-- Begin DATASET ROWS --

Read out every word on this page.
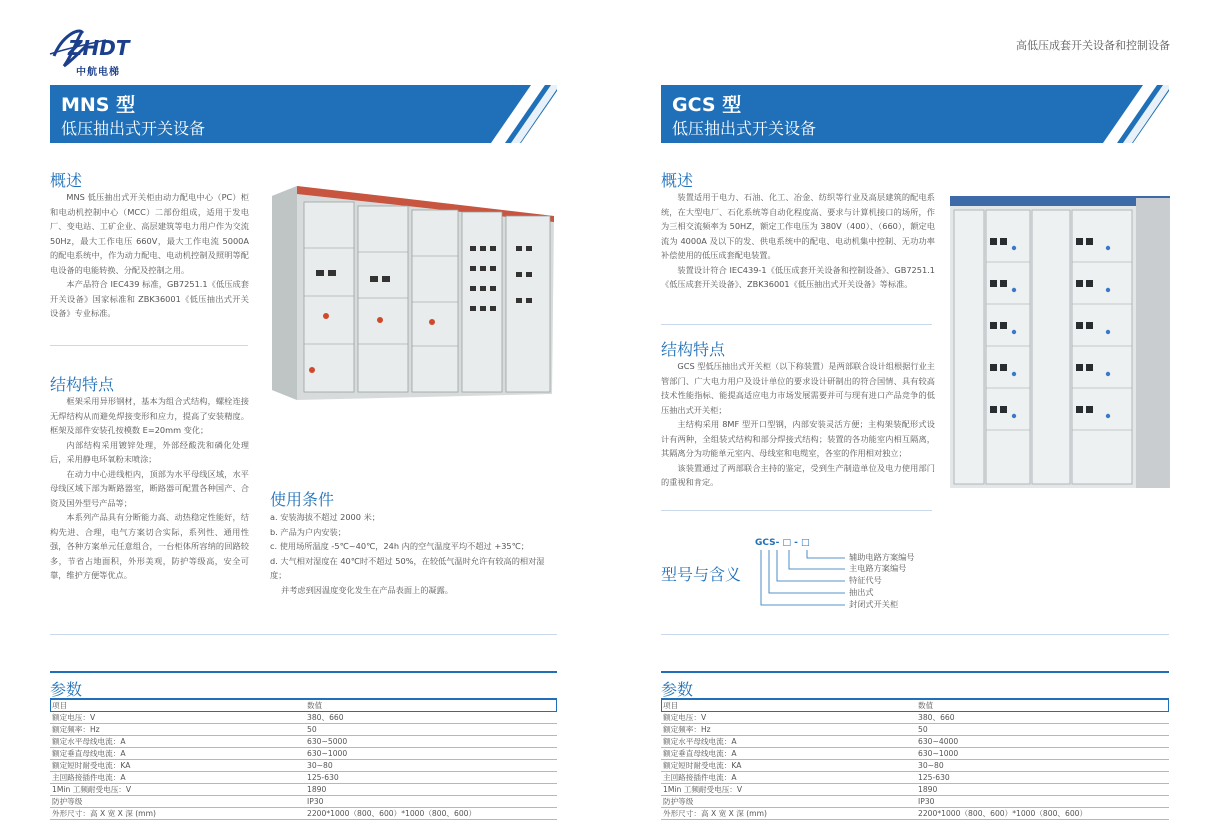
ZHDT
中航电梯
高低压成套开关设备和控制设备
MNS 型
低压抽出式开关设备
概述

MNS 低压抽出式开关柜由动力配电中心（PC）柜和电动机控制中心（MCC）二部份组成，适用于发电厂、变电站、工矿企业、高层建筑等电力用户作为交流 50Hz，最大工作电压 660V，最大工作电流 5000A 的配电系统中，作为动力配电、电动机控制及照明等配电设备的电能转换、分配及控制之用。

本产品符合 IEC439 标准，GB7251.1《低压成套开关设备》国家标准和 ZBK36001《低压抽出式开关设备》专业标准。

结构特点

框架采用异形钢材，基本为组合式结构，螺栓连接无焊结构从而避免焊接变形和应力，提高了安装精度。框架及部件安装孔按模数 E=20mm 变化；

内部结构采用镀锌处理，外部经酸洗和磷化处理后，采用静电环氧粉末喷涂；

在动力中心进线柜内，顶部为水平母线区域，水平母线区域下部为断路器室，断路器可配置各种国产、合资及国外型号产品等；

本系列产品具有分断能力高、动热稳定性能好，结构先进、合理，电气方案切合实际，系列性、通用性强，各种方案单元任意组合，一台柜体所容纳的回路较多，节省占地面积，外形美观，防护等级高，安全可靠，维护方便等优点。

使用条件
a. 安装海拔不超过 2000 米；
b. 产品为户内安装；
c. 使用场所温度 -5℃~40℃，24h 内的空气温度平均不超过 +35℃；
d. 大气相对湿度在 40℃时不超过 50%，在较低气温时允许有较高的相对湿度；
并考虑到因温度变化发生在产品表面上的凝露。
参数
项目	数值
额定电压：V	380、660
额定频率：Hz	50
额定水平母线电流：A	630~5000
额定垂直母线电流：A	630~1000
额定短时耐受电流：KA	30~80
主回路接插件电流：A	125-630
1Min 工频耐受电压：V	1890
防护等级	IP30
外形尺寸：高 X 宽 X 深 (mm)	2200*1000（800、600）*1000（800、600）
GCS 型
低压抽出式开关设备
概述

装置适用于电力、石油、化工、冶金、纺织等行业及高层建筑的配电系统，在大型电厂、石化系统等自动化程度高、要求与计算机接口的场所，作为三相交流频率为 50HZ，额定工作电压为 380V（400）、（660），额定电流为 4000A 及以下的发、供电系统中的配电、电动机集中控制、无功功率补偿使用的低压成套配电装置。

装置设计符合 IEC439-1《低压成套开关设备和控制设备》、GB7251.1《低压成套开关设备》、ZBK36001《低压抽出式开关设备》等标准。

结构特点

GCS 型低压抽出式开关柜（以下称装置）是两部联合设计组根据行业主管部门、广大电力用户及设计单位的要求设计研制出的符合国情、具有较高技术性能指标、能提高适应电力市场发展需要并可与现有进口产品竞争的低压抽出式开关柜；

主结构采用 8MF 型开口型钢，内部安装灵活方便；主构架装配形式设计有两种，全组装式结构和部分焊接式结构；装置的各功能室内相互隔离，其隔离分为功能单元室内、母线室和电缆室，各室的作用相对独立；

该装置通过了两部联合主持的鉴定，受到生产制造单位及电力使用部门的重视和肯定。

型号与含义
GCS- □ - □
辅助电路方案编号
主电路方案编号
特征代号
抽出式
封闭式开关柜
参数
项目	数值
额定电压：V	380、660
额定频率：Hz	50
额定水平母线电流：A	630~4000
额定垂直母线电流：A	630~1000
额定短时耐受电流：KA	30~80
主回路接插件电流：A	125-630
1Min 工频耐受电压：V	1890
防护等级	IP30
外形尺寸：高 X 宽 X 深 (mm)	2200*1000（800、600）*1000（800、600）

-- End DATASET ROWS --

Show all lines in the entries above where the word "额定水平母线电流" appears.

» RESPONSE TO THE EXERCISE
额定水平母线电流：A	630~5000
额定水平母线电流：A	630~4000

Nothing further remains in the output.